--- Prompt ---
Can you set out every line of the rows below as a numbered list, leaving out any blank lines?

--- Rows showing where elements appear ---
::::::::
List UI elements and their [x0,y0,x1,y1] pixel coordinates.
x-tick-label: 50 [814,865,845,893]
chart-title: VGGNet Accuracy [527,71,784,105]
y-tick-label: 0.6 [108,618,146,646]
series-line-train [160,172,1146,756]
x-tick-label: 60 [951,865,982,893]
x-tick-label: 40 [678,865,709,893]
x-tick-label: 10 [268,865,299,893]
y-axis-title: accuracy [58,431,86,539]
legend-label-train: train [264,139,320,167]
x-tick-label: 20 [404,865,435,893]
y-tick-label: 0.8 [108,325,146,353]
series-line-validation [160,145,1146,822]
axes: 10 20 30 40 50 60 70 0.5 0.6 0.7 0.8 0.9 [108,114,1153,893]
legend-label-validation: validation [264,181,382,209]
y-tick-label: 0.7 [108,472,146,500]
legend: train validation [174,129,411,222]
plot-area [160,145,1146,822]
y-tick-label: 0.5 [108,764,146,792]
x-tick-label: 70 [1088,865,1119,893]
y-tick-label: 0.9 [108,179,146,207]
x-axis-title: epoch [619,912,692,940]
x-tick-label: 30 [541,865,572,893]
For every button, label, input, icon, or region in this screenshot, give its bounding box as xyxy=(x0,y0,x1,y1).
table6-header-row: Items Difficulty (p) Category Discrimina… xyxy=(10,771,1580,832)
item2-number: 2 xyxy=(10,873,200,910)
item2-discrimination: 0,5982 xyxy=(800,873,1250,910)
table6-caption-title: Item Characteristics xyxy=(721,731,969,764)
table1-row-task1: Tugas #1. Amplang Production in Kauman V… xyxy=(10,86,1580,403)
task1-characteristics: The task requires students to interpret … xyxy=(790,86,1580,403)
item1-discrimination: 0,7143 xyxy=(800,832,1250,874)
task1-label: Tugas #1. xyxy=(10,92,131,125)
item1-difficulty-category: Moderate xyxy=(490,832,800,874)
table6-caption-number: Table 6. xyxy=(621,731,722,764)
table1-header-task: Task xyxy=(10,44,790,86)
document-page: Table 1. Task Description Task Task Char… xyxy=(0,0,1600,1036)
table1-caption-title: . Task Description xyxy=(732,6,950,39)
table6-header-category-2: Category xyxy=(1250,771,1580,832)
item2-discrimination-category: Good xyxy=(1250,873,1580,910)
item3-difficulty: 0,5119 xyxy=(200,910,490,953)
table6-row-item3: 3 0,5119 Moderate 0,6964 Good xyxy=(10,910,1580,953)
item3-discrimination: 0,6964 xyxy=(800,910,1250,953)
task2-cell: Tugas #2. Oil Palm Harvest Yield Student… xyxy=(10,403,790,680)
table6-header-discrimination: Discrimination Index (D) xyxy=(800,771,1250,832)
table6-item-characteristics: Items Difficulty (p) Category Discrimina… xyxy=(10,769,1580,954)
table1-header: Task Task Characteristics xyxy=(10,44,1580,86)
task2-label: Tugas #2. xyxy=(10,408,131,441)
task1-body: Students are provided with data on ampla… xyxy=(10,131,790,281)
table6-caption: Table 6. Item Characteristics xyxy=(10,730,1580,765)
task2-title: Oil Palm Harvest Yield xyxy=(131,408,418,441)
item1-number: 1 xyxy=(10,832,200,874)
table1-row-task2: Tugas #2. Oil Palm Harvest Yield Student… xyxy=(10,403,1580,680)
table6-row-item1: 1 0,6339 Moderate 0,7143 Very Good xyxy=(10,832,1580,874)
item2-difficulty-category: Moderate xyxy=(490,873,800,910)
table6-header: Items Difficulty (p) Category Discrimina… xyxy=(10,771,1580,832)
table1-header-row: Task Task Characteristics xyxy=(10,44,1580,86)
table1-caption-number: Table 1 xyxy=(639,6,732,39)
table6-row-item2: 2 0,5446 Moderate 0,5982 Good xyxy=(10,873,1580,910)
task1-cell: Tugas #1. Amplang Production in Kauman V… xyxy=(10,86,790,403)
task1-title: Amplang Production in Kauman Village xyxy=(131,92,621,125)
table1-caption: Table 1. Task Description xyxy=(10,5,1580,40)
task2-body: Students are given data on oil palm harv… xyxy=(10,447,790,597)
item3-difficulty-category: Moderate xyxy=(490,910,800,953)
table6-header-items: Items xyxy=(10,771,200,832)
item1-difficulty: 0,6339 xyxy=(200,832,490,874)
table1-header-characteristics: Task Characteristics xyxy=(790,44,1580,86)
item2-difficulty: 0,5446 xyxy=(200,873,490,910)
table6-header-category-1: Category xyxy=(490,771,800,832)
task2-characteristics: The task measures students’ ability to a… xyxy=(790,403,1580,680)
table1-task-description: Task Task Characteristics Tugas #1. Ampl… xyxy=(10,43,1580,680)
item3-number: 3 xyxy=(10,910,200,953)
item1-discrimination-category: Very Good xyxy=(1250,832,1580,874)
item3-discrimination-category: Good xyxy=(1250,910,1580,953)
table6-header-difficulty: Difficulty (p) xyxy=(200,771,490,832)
::::::::
--- The completed task ---
1. List UI elements and their [x0,y0,x1,y1] pixel coordinates.
2. x-tick-label: 50 [814,865,845,893]
3. chart-title: VGGNet Accuracy [527,71,784,105]
4. y-tick-label: 0.6 [108,618,146,646]
5. series-line-train [160,172,1146,756]
6. x-tick-label: 60 [951,865,982,893]
7. x-tick-label: 40 [678,865,709,893]
8. x-tick-label: 10 [268,865,299,893]
9. y-axis-title: accuracy [58,431,86,539]
10. legend-label-train: train [264,139,320,167]
11. x-tick-label: 20 [404,865,435,893]
12. y-tick-label: 0.8 [108,325,146,353]
13. series-line-validation [160,145,1146,822]
14. axes: 10 20 30 40 50 60 70 0.5 0.6 0.7 0.8 0.9 [108,114,1153,893]
15. legend-label-validation: validation [264,181,382,209]
16. y-tick-label: 0.7 [108,472,146,500]
17. legend: train validation [174,129,411,222]
18. plot-area [160,145,1146,822]
19. y-tick-label: 0.5 [108,764,146,792]
20. x-tick-label: 70 [1088,865,1119,893]
21. y-tick-label: 0.9 [108,179,146,207]
22. x-axis-title: epoch [619,912,692,940]
23. x-tick-label: 30 [541,865,572,893]
24. For every button, label, input, icon, or region in this screenshot, give its bounding box as xyxy=(x0,y0,x1,y1).
25. table6-header-row: Items Difficulty (p) Category Discrimina… xyxy=(10,771,1580,832)
26. item2-number: 2 xyxy=(10,873,200,910)
27. item2-discrimination: 0,5982 xyxy=(800,873,1250,910)
28. table6-caption-title: Item Characteristics xyxy=(721,731,969,764)
29. table1-row-task1: Tugas #1. Amplang Production in Kauman V… xyxy=(10,86,1580,403)
30. task1-characteristics: The task requires students to interpret … xyxy=(790,86,1580,403)
31. item1-discrimination: 0,7143 xyxy=(800,832,1250,874)
32. task1-label: Tugas #1. xyxy=(10,92,131,125)
33. item1-difficulty-category: Moderate xyxy=(490,832,800,874)
34. table6-caption-number: Table 6. xyxy=(621,731,722,764)
35. table1-header-task: Task xyxy=(10,44,790,86)
36. document-page: Table 1. Task Description Task Task Char… xyxy=(0,0,1600,1036)
37. table1-caption-title: . Task Description xyxy=(732,6,950,39)
38. table6-header-category-2: Category xyxy=(1250,771,1580,832)
39. item2-discrimination-category: Good xyxy=(1250,873,1580,910)
40. item3-difficulty: 0,5119 xyxy=(200,910,490,953)
41. table6-row-item3: 3 0,5119 Moderate 0,6964 Good xyxy=(10,910,1580,953)
42. item3-discrimination: 0,6964 xyxy=(800,910,1250,953)
43. task2-cell: Tugas #2. Oil Palm Harvest Yield Student… xyxy=(10,403,790,680)
44. table6-header-discrimination: Discrimination Index (D) xyxy=(800,771,1250,832)
45. table6-item-characteristics: Items Difficulty (p) Category Discrimina… xyxy=(10,769,1580,954)
46. table1-header: Task Task Characteristics xyxy=(10,44,1580,86)
47. task2-label: Tugas #2. xyxy=(10,408,131,441)
48. task1-body: Students are provided with data on ampla… xyxy=(10,131,790,281)
49. table6-caption: Table 6. Item Characteristics xyxy=(10,730,1580,765)
50. task2-title: Oil Palm Harvest Yield xyxy=(131,408,418,441)
51. item1-number: 1 xyxy=(10,832,200,874)
52. table1-row-task2: Tugas #2. Oil Palm Harvest Yield Student… xyxy=(10,403,1580,680)
53. table6-row-item1: 1 0,6339 Moderate 0,7143 Very Good xyxy=(10,832,1580,874)
54. item2-difficulty-category: Moderate xyxy=(490,873,800,910)
55. table6-header: Items Difficulty (p) Category Discrimina… xyxy=(10,771,1580,832)
56. table1-header-row: Task Task Characteristics xyxy=(10,44,1580,86)
57. table1-caption-number: Table 1 xyxy=(639,6,732,39)
58. table6-row-item2: 2 0,5446 Moderate 0,5982 Good xyxy=(10,873,1580,910)
59. task1-cell: Tugas #1. Amplang Production in Kauman V… xyxy=(10,86,790,403)
60. task1-title: Amplang Production in Kauman Village xyxy=(131,92,621,125)
61. table1-caption: Table 1. Task Description xyxy=(10,5,1580,40)
62. task2-body: Students are given data on oil palm harv… xyxy=(10,447,790,597)
63. item3-difficulty-category: Moderate xyxy=(490,910,800,953)
64. table6-header-items: Items xyxy=(10,771,200,832)
65. item1-difficulty: 0,6339 xyxy=(200,832,490,874)
66. table1-header-characteristics: Task Characteristics xyxy=(790,44,1580,86)
67. item2-difficulty: 0,5446 xyxy=(200,873,490,910)
68. table6-header-category-1: Category xyxy=(490,771,800,832)
69. task2-characteristics: The task measures students’ ability to a… xyxy=(790,403,1580,680)
70. table1-task-description: Task Task Characteristics Tugas #1. Ampl… xyxy=(10,43,1580,680)
71. item3-number: 3 xyxy=(10,910,200,953)
72. item1-discrimination-category: Very Good xyxy=(1250,832,1580,874)
73. item3-discrimination-category: Good xyxy=(1250,910,1580,953)
74. table6-header-difficulty: Difficulty (p) xyxy=(200,771,490,832)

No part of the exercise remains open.